**WHAT THE TASK REQUIRES**
Using the data below, tally the lines that include the string "working". Only the number is wanted.

[START OF EXTRACTED RECORDS]

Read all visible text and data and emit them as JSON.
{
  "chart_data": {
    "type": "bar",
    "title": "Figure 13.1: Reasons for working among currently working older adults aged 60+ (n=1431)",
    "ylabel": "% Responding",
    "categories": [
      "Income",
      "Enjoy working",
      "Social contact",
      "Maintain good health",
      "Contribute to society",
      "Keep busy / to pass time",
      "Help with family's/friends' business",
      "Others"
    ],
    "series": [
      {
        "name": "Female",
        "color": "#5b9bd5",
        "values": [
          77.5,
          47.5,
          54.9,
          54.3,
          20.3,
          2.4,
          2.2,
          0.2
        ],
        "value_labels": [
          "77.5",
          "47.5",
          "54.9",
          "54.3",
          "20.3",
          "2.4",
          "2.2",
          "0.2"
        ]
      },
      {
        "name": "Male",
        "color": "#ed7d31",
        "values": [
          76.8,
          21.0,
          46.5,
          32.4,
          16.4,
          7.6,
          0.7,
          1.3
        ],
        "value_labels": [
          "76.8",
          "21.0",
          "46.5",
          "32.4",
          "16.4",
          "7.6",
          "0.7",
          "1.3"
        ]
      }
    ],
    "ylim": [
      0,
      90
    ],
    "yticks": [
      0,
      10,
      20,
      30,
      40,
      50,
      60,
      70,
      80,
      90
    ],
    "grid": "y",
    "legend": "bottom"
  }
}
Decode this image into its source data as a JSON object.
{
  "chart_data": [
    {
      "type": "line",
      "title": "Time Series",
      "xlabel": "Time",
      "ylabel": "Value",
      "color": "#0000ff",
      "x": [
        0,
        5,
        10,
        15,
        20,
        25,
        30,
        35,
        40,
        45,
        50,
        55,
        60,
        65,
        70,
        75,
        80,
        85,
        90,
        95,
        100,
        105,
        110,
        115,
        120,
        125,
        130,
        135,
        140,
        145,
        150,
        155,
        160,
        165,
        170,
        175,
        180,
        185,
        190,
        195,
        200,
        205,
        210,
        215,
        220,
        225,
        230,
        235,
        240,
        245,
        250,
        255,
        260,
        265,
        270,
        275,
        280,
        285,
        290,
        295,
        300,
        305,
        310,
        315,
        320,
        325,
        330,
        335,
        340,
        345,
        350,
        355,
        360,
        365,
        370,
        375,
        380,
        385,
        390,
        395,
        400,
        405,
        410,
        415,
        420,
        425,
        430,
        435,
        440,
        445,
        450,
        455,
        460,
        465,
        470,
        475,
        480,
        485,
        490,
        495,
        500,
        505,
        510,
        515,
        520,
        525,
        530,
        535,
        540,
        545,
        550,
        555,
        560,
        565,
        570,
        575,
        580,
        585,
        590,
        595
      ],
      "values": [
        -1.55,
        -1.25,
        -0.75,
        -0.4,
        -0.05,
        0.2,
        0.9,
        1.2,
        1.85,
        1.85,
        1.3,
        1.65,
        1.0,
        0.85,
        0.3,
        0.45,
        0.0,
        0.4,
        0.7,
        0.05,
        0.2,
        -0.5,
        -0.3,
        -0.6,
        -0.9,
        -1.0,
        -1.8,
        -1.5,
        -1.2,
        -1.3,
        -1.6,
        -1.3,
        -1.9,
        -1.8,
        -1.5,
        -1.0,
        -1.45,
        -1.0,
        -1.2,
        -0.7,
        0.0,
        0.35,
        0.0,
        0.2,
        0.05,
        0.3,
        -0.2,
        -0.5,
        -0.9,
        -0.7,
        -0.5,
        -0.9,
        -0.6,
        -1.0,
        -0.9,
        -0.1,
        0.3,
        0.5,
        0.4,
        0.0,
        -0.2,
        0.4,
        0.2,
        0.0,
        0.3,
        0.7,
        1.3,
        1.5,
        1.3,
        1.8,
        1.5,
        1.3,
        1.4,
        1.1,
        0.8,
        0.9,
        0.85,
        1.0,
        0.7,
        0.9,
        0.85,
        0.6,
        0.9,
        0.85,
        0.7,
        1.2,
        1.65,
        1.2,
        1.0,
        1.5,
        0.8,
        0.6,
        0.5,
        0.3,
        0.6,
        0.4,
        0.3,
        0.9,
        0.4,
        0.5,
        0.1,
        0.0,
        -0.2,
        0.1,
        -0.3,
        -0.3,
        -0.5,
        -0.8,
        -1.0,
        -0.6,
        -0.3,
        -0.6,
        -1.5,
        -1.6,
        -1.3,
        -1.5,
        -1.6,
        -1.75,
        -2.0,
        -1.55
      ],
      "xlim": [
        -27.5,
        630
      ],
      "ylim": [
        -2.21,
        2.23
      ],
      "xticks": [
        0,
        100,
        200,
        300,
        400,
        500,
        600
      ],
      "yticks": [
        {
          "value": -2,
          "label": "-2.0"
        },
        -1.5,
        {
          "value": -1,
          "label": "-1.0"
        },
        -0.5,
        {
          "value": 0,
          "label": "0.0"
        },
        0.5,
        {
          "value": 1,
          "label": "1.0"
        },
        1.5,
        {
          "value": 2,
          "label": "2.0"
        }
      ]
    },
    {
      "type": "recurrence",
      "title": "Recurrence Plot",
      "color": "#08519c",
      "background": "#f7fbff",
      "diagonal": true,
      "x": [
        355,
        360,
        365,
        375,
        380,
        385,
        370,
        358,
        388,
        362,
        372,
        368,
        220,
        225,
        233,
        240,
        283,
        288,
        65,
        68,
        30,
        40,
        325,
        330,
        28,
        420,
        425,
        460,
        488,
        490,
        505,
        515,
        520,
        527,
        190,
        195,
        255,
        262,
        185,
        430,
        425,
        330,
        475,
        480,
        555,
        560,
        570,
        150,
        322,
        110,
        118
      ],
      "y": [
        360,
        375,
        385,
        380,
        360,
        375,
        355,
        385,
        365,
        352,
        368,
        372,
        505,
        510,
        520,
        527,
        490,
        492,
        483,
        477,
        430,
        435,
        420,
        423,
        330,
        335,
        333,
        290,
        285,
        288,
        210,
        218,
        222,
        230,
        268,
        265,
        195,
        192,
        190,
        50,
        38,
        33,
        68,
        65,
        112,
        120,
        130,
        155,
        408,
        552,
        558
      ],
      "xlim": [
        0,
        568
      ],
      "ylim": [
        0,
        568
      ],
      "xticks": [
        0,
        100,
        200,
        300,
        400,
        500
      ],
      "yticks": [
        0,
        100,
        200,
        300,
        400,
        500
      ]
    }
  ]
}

[END OF EXTRACTED RECORDS]

**FULL OUTPUT**
2